### [Stored items]

§

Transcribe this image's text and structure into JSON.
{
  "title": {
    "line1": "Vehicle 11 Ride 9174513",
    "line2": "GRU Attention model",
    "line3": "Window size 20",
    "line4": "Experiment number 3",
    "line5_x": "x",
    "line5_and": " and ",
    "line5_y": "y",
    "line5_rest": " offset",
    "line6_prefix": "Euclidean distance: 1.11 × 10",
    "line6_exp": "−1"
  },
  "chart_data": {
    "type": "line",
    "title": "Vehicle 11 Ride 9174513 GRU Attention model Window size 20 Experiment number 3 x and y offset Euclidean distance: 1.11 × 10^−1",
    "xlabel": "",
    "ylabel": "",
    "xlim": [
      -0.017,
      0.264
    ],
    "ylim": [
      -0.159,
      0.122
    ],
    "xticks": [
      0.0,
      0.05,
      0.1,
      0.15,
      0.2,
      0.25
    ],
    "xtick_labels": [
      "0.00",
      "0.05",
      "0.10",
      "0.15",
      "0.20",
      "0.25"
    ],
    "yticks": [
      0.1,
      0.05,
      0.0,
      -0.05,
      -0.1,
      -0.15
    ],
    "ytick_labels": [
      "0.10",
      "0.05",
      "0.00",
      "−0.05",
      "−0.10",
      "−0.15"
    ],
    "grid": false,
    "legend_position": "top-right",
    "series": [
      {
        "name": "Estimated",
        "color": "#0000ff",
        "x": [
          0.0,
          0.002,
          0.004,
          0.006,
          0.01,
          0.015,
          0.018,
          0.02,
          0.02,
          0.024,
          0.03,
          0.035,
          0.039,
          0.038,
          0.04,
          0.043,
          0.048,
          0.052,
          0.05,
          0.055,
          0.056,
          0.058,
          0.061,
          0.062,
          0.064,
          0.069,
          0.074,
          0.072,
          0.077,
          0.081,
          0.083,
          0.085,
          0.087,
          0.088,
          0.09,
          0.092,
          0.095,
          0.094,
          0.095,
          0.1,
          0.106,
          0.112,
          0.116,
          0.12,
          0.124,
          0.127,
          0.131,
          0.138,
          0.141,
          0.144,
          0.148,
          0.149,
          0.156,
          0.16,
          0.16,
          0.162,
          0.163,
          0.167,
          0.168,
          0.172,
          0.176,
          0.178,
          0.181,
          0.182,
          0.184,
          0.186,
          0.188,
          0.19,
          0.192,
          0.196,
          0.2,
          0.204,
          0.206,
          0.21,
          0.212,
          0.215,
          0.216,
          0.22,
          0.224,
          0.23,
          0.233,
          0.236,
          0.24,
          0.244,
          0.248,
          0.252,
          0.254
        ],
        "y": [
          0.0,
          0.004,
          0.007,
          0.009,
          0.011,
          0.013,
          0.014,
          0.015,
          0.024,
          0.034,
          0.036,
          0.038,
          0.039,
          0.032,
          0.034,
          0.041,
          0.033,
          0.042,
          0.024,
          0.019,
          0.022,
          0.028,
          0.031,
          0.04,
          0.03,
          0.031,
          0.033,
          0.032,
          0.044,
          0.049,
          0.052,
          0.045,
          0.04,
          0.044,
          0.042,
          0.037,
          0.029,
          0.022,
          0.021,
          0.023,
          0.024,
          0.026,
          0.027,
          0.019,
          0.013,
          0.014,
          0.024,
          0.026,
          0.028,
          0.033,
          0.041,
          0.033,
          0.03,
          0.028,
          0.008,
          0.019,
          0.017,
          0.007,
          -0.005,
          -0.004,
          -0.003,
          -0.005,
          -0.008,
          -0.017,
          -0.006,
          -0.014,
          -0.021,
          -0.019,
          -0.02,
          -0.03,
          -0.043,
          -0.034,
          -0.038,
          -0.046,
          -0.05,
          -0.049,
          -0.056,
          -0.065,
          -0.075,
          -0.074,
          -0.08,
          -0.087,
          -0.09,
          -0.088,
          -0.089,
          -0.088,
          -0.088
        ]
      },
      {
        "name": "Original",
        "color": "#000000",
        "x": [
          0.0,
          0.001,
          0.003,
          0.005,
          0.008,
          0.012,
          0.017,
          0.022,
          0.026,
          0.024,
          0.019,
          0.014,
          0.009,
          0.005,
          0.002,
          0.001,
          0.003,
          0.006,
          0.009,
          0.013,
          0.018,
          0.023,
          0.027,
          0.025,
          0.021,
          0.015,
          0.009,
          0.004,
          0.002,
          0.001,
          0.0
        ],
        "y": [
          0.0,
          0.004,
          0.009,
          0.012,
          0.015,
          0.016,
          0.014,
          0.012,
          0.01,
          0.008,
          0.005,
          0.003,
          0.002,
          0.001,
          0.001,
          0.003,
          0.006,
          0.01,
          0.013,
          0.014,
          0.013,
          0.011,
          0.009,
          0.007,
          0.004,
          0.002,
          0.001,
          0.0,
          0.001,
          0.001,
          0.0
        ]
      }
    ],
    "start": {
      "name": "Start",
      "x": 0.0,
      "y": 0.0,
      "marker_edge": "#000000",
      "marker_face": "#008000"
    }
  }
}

§

### [Task goal]
Show, from the listing above, each line that contains the word "Attention".

### [Finished task]
    "line2": "GRU Attention model",
    "title": "Vehicle 11 Ride 9174513 GRU Attention model Window size 20 Experiment number 3 x and y offset Euclidean distance: 1.11 × 10^−1",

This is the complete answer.